- The problem
Repeat only the lines from the one holding "Type out the text in this image." down to the last line of the listing below, including both of those lines.

─── Available data ───

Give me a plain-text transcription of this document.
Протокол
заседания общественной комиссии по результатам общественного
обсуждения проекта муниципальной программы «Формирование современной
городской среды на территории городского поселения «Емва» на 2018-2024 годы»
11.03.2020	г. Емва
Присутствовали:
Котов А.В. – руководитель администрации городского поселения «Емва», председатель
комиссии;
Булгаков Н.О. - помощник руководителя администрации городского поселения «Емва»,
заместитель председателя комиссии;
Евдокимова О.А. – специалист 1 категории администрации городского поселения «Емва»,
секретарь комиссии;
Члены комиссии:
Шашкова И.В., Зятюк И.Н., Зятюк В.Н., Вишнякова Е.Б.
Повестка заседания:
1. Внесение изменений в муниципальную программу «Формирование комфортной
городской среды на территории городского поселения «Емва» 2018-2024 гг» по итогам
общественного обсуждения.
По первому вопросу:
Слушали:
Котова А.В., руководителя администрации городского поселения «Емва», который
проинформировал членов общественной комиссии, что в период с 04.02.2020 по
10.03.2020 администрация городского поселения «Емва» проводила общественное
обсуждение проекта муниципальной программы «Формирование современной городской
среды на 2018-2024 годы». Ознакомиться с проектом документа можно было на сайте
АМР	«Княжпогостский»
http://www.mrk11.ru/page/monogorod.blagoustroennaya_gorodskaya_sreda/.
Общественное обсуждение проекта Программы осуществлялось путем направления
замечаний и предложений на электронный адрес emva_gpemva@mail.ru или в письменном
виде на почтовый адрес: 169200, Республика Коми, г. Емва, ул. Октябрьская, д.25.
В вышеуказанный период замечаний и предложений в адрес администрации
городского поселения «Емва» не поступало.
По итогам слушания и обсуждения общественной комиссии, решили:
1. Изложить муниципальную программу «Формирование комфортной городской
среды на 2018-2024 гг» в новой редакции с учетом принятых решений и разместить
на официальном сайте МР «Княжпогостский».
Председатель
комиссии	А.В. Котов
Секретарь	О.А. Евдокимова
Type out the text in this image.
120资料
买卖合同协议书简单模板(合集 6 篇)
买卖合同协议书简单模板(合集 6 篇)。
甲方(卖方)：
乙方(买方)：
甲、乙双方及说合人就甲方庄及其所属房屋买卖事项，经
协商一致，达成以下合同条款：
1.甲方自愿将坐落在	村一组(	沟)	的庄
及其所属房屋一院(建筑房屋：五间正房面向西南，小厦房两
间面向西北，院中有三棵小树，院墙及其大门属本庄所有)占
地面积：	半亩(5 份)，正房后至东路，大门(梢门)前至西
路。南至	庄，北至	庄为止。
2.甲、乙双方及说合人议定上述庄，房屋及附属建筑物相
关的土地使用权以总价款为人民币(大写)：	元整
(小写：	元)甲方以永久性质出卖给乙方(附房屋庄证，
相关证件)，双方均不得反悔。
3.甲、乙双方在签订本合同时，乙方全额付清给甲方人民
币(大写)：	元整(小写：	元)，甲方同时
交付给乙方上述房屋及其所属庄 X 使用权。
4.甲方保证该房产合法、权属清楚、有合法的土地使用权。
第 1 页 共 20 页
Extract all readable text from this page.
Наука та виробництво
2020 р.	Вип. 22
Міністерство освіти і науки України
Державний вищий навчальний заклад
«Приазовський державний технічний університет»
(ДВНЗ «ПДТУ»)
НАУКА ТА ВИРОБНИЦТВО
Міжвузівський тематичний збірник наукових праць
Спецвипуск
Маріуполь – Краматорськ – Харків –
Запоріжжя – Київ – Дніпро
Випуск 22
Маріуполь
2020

───

- The response
Type out the text in this image.
120资料
买卖合同协议书简单模板(合集 6 篇)
买卖合同协议书简单模板(合集 6 篇)。
甲方(卖方)：
乙方(买方)：
甲、乙双方及说合人就甲方庄及其所属房屋买卖事项，经
协商一致，达成以下合同条款：
1.甲方自愿将坐落在	村一组(	沟)	的庄
及其所属房屋一院(建筑房屋：五间正房面向西南，小厦房两
间面向西北，院中有三棵小树，院墙及其大门属本庄所有)占
地面积：	半亩(5 份)，正房后至东路，大门(梢门)前至西
路。南至	庄，北至	庄为止。
2.甲、乙双方及说合人议定上述庄，房屋及附属建筑物相
关的土地使用权以总价款为人民币(大写)：	元整
(小写：	元)甲方以永久性质出卖给乙方(附房屋庄证，
相关证件)，双方均不得反悔。
3.甲、乙双方在签订本合同时，乙方全额付清给甲方人民
币(大写)：	元整(小写：	元)，甲方同时
交付给乙方上述房屋及其所属庄 X 使用权。
4.甲方保证该房产合法、权属清楚、有合法的土地使用权。
第 1 页 共 20 页
Extract all readable text from this page.
Наука та виробництво
2020 р.	Вип. 22
Міністерство освіти і науки України
Державний вищий навчальний заклад
«Приазовський державний технічний університет»
(ДВНЗ «ПДТУ»)
НАУКА ТА ВИРОБНИЦТВО
Міжвузівський тематичний збірник наукових праць
Спецвипуск
Маріуполь – Краматорськ – Харків –
Запоріжжя – Київ – Дніпро
Випуск 22
Маріуполь
2020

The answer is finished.